[Begin DATA EXCERPTS]

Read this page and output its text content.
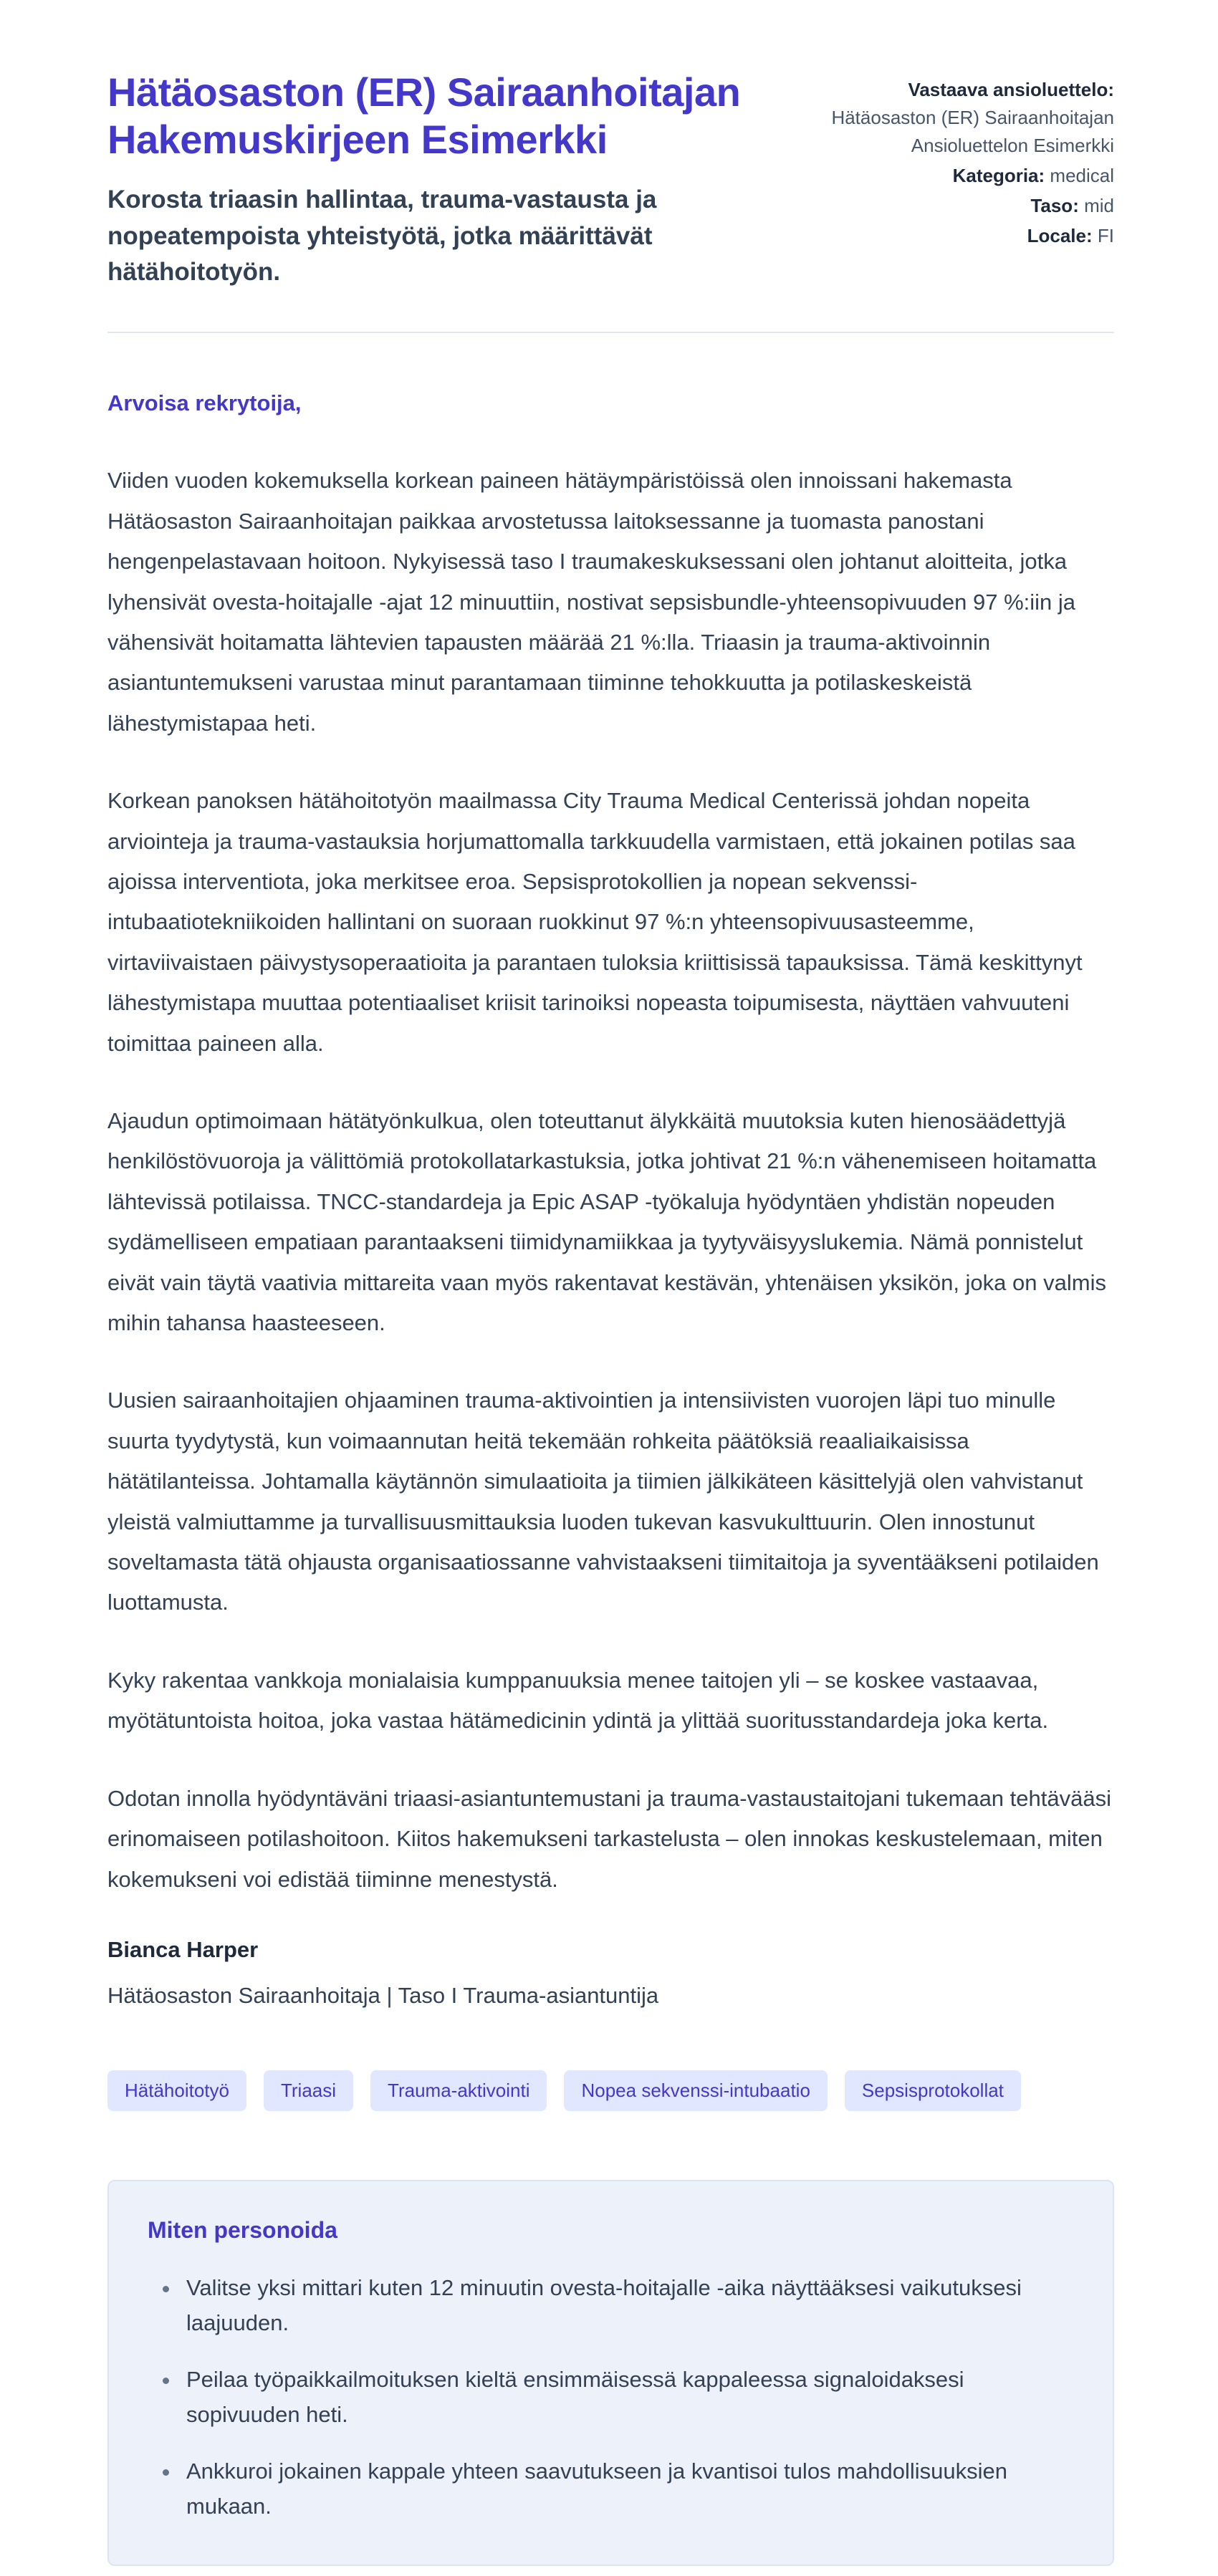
Hätäosaston (ER) Sairaanhoitajan Hakemuskirjeen Esimerkki

Korosta triaasin hallintaa, trauma-vastausta ja nopeatempoista yhteistyötä, jotka määrittävät hätähoitotyön.

Vastaava ansioluettelo: Hätäosaston (ER) Sairaanhoitajan Ansioluettelon Esimerkki
Kategoria: medical
Taso: mid
Locale: FI

Arvoisa rekrytoija,

Viiden vuoden kokemuksella korkean paineen hätäympäristöissä olen innoissani hakemasta Hätäosaston Sairaanhoitajan paikkaa arvostetussa laitoksessanne ja tuomasta panostani hengenpelastavaan hoitoon. Nykyisessä taso I traumakeskuksessani olen johtanut aloitteita, jotka lyhensivät ovesta-hoitajalle -ajat 12 minuuttiin, nostivat sepsisbundle-yhteensopivuuden 97 %:iin ja vähensivät hoitamatta lähtevien tapausten määrää 21 %:lla. Triaasin ja trauma-aktivoinnin asiantuntemukseni varustaa minut parantamaan tiiminne tehokkuutta ja potilaskeskeistä lähestymistapaa heti.

Korkean panoksen hätähoitotyön maailmassa City Trauma Medical Centerissä johdan nopeita arviointeja ja trauma-vastauksia horjumattomalla tarkkuudella varmistaen, että jokainen potilas saa ajoissa interventiota, joka merkitsee eroa. Sepsisprotokollien ja nopean sekvenssi-intubaatiotekniikoiden hallintani on suoraan ruokkinut 97 %:n yhteensopivuusasteemme, virtaviivaistaen päivystysoperaatioita ja parantaen tuloksia kriittisissä tapauksissa. Tämä keskittynyt lähestymistapa muuttaa potentiaaliset kriisit tarinoiksi nopeasta toipumisesta, näyttäen vahvuuteni toimittaa paineen alla.

Ajaudun optimoimaan hätätyönkulkua, olen toteuttanut älykkäitä muutoksia kuten hienosäädettyjä henkilöstövuoroja ja välittömiä protokollatarkastuksia, jotka johtivat 21 %:n vähenemiseen hoitamatta lähtevissä potilaissa. TNCC-standardeja ja Epic ASAP -työkaluja hyödyntäen yhdistän nopeuden sydämelliseen empatiaan parantaakseni tiimidynamiikkaa ja tyytyväisyyslukemia. Nämä ponnistelut eivät vain täytä vaativia mittareita vaan myös rakentavat kestävän, yhtenäisen yksikön, joka on valmis mihin tahansa haasteeseen.

Uusien sairaanhoitajien ohjaaminen trauma-aktivointien ja intensiivisten vuorojen läpi tuo minulle suurta tyydytystä, kun voimaannutan heitä tekemään rohkeita päätöksiä reaaliaikaisissa hätätilanteissa. Johtamalla käytännön simulaatioita ja tiimien jälkikäteen käsittelyjä olen vahvistanut yleistä valmiuttamme ja turvallisuusmittauksia luoden tukevan kasvukulttuurin. Olen innostunut soveltamasta tätä ohjausta organisaatiossanne vahvistaakseni tiimitaitoja ja syventääkseni potilaiden luottamusta.

Kyky rakentaa vankkoja monialaisia kumppanuuksia menee taitojen yli – se koskee vastaavaa, myötätuntoista hoitoa, joka vastaa hätämedicinin ydintä ja ylittää suoritusstandardeja joka kerta.

Odotan innolla hyödyntäväni triaasi-asiantuntemustani ja trauma-vastaustaitojani tukemaan tehtävääsi erinomaiseen potilashoitoon. Kiitos hakemukseni tarkastelusta – olen innokas keskustelemaan, miten kokemukseni voi edistää tiiminne menestystä.

Bianca Harper

Hätäosaston Sairaanhoitaja | Taso I Trauma-asiantuntija

Hätähoitotyö	Triaasi	Trauma-aktivointi	Nopea sekvenssi-intubaatio	Sepsisprotokollat

Miten personoida

• Valitse yksi mittari kuten 12 minuutin ovesta-hoitajalle -aika näyttääksesi vaikutuksesi laajuuden.
• Peilaa työpaikkailmoituksen kieltä ensimmäisessä kappaleessa signaloidaksesi sopivuuden heti.
• Ankkuroi jokainen kappale yhteen saavutukseen ja kvantisoi tulos mahdollisuuksien mukaan.
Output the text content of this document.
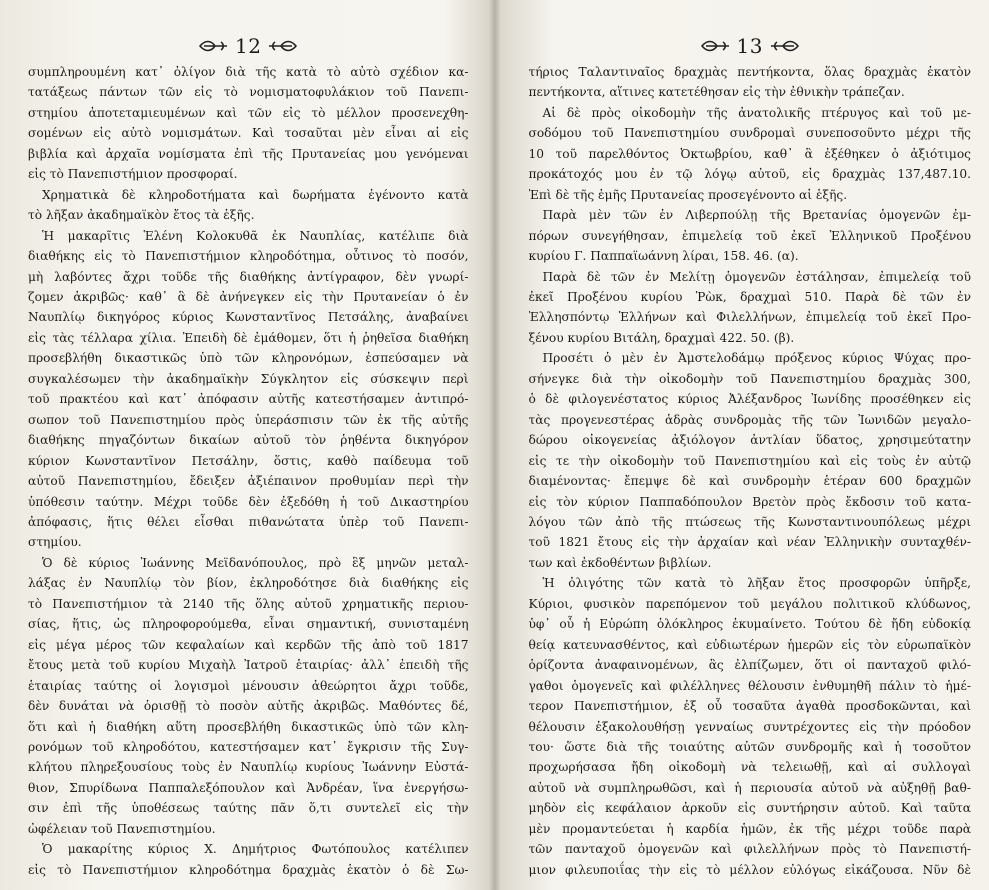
12
συμπληρουμένη κατ᾽ ὀλίγον διὰ τῆς κατὰ τὸ αὐτὸ σχέδιον κα-
τατάξεως πάντων τῶν εἰς τὸ νομισματοφυλάκιον τοῦ Πανεπι-
στημίου ἀποτεταμιευμένων καὶ τῶν εἰς τὸ μέλλον προσενεχθη-
σομένων εἰς αὐτὸ νομισμάτων. Καὶ τοσαῦται μὲν εἶναι αἱ εἰς
βιβλία καὶ ἀρχαῖα νομίσματα ἐπὶ τῆς Πρυτανείας μου γενόμεναι
εἰς τὸ Πανεπιστήμιον προσφοραί.
Χρηματικὰ δὲ κληροδοτήματα καὶ δωρήματα ἐγένοντο κατὰ
τὸ λῆξαν ἀκαδημαϊκὸν ἔτος τὰ ἑξῆς.
Ἡ μακαρῖτις Ἑλένη Κολοκυθᾶ ἐκ Ναυπλίας, κατέλιπε διὰ
διαθήκης εἰς τὸ Πανεπιστήμιον κληροδότημα, οὗτινος τὸ ποσόν,
μὴ λαβόντες ἄχρι τοῦδε τῆς διαθήκης ἀντίγραφον, δὲν γνωρί-
ζομεν ἀκριβῶς· καθ᾽ ἃ δὲ ἀνήνεγκεν εἰς τὴν Πρυτανείαν ὁ ἐν
Ναυπλίῳ δικηγόρος κύριος Κωνσταντῖνος Πετσάλης, ἀναβαίνει
εἰς τὰς τέλλαρα χίλια. Ἐπειδὴ δὲ ἐμάθομεν, ὅτι ἡ ῥηθεῖσα διαθήκη
προσεβλήθη δικαστικῶς ὑπὸ τῶν κληρονόμων, ἐσπεύσαμεν νὰ
συγκαλέσωμεν τὴν ἀκαδημαϊκὴν Σύγκλητον εἰς σύσκεψιν περὶ
τοῦ πρακτέου καὶ κατ᾽ ἀπόφασιν αὐτῆς κατεστήσαμεν ἀντιπρό-
σωπον τοῦ Πανεπιστημίου πρὸς ὑπεράσπισιν τῶν ἐκ τῆς αὐτῆς
διαθήκης πηγαζόντων δικαίων αὐτοῦ τὸν ῥηθέντα δικηγόρον
κύριον Κωνσταντῖνον Πετσάλην, ὅστις, καθὸ παίδευμα τοῦ
αὐτοῦ Πανεπιστημίου, ἔδειξεν ἀξιέπαινον προθυμίαν περὶ τὴν
ὑπόθεσιν ταύτην. Μέχρι τοῦδε δὲν ἐξεδόθη ἡ τοῦ Δικαστηρίου
ἀπόφασις, ἥτις θέλει εἶσθαι πιθανώτατα ὑπὲρ τοῦ Πανεπι-
στημίου.
Ὁ δὲ κύριος Ἰωάννης Μεϊδανόπουλος, πρὸ ἓξ μηνῶν μεταλ-
λάξας ἐν Ναυπλίῳ τὸν βίον, ἐκληροδότησε διὰ διαθήκης εἰς
τὸ Πανεπιστήμιον τὰ 2140 τῆς ὅλης αὐτοῦ χρηματικῆς περιου-
σίας, ἥτις, ὡς πληροφορούμεθα, εἶναι σημαντική, συνισταμένη
εἰς μέγα μέρος τῶν κεφαλαίων καὶ κερδῶν τῆς ἀπὸ τοῦ 1817
ἔτους μετὰ τοῦ κυρίου Μιχαὴλ Ἰατροῦ ἑταιρίας· ἀλλ᾽ ἐπειδὴ τῆς
ἑταιρίας ταύτης οἱ λογισμοὶ μένουσιν ἀθεώρητοι ἄχρι τοῦδε,
δὲν δυνάται νὰ ὁρισθῇ τὸ ποσὸν αὐτῆς ἀκριβῶς. Μαθόντες δέ,
ὅτι καὶ ἡ διαθήκη αὕτη προσεβλήθη δικαστικῶς ὑπὸ τῶν κλη-
ρονόμων τοῦ κληροδότου, κατεστήσαμεν κατ᾽ ἔγκρισιν τῆς Συγ-
κλήτου πληρεξουσίους τοὺς ἐν Ναυπλίῳ κυρίους Ἰωάννην Εὐστά-
θιον, Σπυρίδωνα Παππαλεξόπουλον καὶ Ἀνδρέαν, ἵνα ἐνεργήσω-
σιν ἐπὶ τῆς ὑποθέσεως ταύτης πᾶν ὅ,τι συντελεῖ εἰς τὴν
ὠφέλειαν τοῦ Πανεπιστημίου.
Ὁ μακαρίτης κύριος Χ. Δημήτριος Φωτόπουλος κατέλιπεν
εἰς τὸ Πανεπιστήμιον κληροδότημα δραχμὰς ἑκατὸν ὁ δὲ Σω-
13
τήριος Ταλαντιναῖος δραχμὰς πεντήκοντα, ὅλας δραχμὰς ἑκατὸν
πεντήκοντα, αἵτινες κατετέθησαν εἰς τὴν ἐθνικὴν τράπεζαν.
Αἱ δὲ πρὸς οἰκοδομὴν τῆς ἀνατολικῆς πτέρυγος καὶ τοῦ με-
σοδόμου τοῦ Πανεπιστημίου συνδρομαὶ συνεποσοῦντο μέχρι τῆς
10 τοῦ παρελθόντος Ὀκτωβρίου, καθ᾽ ἃ ἐξέθηκεν ὁ ἀξιότιμος
προκάτοχός μου ἐν τῷ λόγῳ αὐτοῦ, εἰς δραχμὰς 137,487.10.
Ἐπὶ δὲ τῆς ἐμῆς Πρυτανείας προσεγένοντο αἱ ἑξῆς.
Παρὰ μὲν τῶν ἐν Λιβερπούλῃ τῆς Βρετανίας ὁμογενῶν ἐμ-
πόρων συνεγήθησαν, ἐπιμελείᾳ τοῦ ἐκεῖ Ἑλληνικοῦ Προξένου
κυρίου Γ. Παππαϊωάννη λίραι, 158. 46. (α).
Παρὰ δὲ τῶν ἐν Μελίτῃ ὁμογενῶν ἐστάλησαν, ἐπιμελείᾳ τοῦ
ἐκεῖ Προξένου κυρίου Ῥὼκ, δραχμαὶ 510. Παρὰ δὲ τῶν ἐν
Ἑλλησπόντῳ Ἑλλήνων καὶ Φιλελλήνων, ἐπιμελείᾳ τοῦ ἐκεῖ Προ-
ξένου κυρίου Βιτάλη, δραχμαὶ 422. 50. (β).
Προσέτι ὁ μὲν ἐν Ἀμστελοδάμῳ πρόξενος κύριος Ψύχας προ-
σήνεγκε διὰ τὴν οἰκοδομὴν τοῦ Πανεπιστημίου δραχμὰς 300,
ὁ δὲ φιλογενέστατος κύριος Ἀλέξανδρος Ἰωνίδης προσέθηκεν εἰς
τὰς προγενεστέρας ἁδρὰς συνδρομὰς τῆς τῶν Ἰωνιδῶν μεγαλο-
δώρου οἰκογενείας ἀξιόλογον ἀντλίαν ὕδατος, χρησιμεύτατην
εἰς τε τὴν οἰκοδομὴν τοῦ Πανεπιστημίου καὶ εἰς τοὺς ἐν αὐτῷ
διαμένοντας· ἔπεμψε δὲ καὶ συνδρομὴν ἑτέραν 600 δραχμῶν
εἰς τὸν κύριον Παππαδόπουλον Βρετὸν πρὸς ἔκδοσιν τοῦ κατα-
λόγου τῶν ἀπὸ τῆς πτώσεως τῆς Κωνσταντινουπόλεως μέχρι
τοῦ 1821 ἔτους εἰς τὴν ἀρχαίαν καὶ νέαν Ἑλληνικὴν συνταχθέν-
των καὶ ἐκδοθέντων βιβλίων.
Ἡ ὀλιγότης τῶν κατὰ τὸ λῆξαν ἔτος προσφορῶν ὑπῆρξε,
Κύριοι, φυσικὸν παρεπόμενον τοῦ μεγάλου πολιτικοῦ κλύδωνος,
ὑφ᾽ οὗ ἡ Εὐρώπη ὁλόκληρος ἐκυμαίνετο. Τούτου δὲ ἤδη εὐδοκίᾳ
θείᾳ κατευνασθέντος, καὶ εὐδιωτέρων ἡμερῶν εἰς τὸν εὐρωπαϊκὸν
ὁρίζοντα ἀναφαινομένων, ἂς ἐλπίζωμεν, ὅτι οἱ πανταχοῦ φιλό-
γαθοι ὁμογενεῖς καὶ φιλέλληνες θέλουσιν ἐνθυμηθῆ πάλιν τὸ ἡμέ-
τερον Πανεπιστήμιον, ἐξ οὗ τοσαῦτα ἀγαθὰ προσδοκῶνται, καὶ
θέλουσιν ἐξακολουθήσῃ γενναίως συντρέχοντες εἰς τὴν πρόοδον
του· ὥστε διὰ τῆς τοιαύτης αὐτῶν συνδρομῆς καὶ ἡ τοσοῦτον
προχωρήσασα ἤδη οἰκοδομὴ νὰ τελειωθῇ, καὶ αἱ συλλογαὶ
αὐτοῦ νὰ συμπληρωθῶσι, καὶ ἡ περιουσία αὐτοῦ νὰ αὐξηθῇ βαθ-
μηδὸν εἰς κεφάλαιον ἀρκοῦν εἰς συντήρησιν αὐτοῦ. Καὶ ταῦτα
μὲν προμαντεύεται ἡ καρδία ἡμῶν, ἐκ τῆς μέχρι τοῦδε παρὰ
τῶν πανταχοῦ ὁμογενῶν καὶ φιλελλήνων πρὸς τὸ Πανεπιστή-
μιον φιλευποιΐας τὴν εἰς τὸ μέλλον εὐλόγως εἰκάζουσα. Νῦν δὲ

[End DATA EXCERPTS]

_WHAT YOU NEED TO DO_:
Your answer should be a single number: the count of lines in these records that hold the string "αὐτοῦ".

_SOLUTION_:
6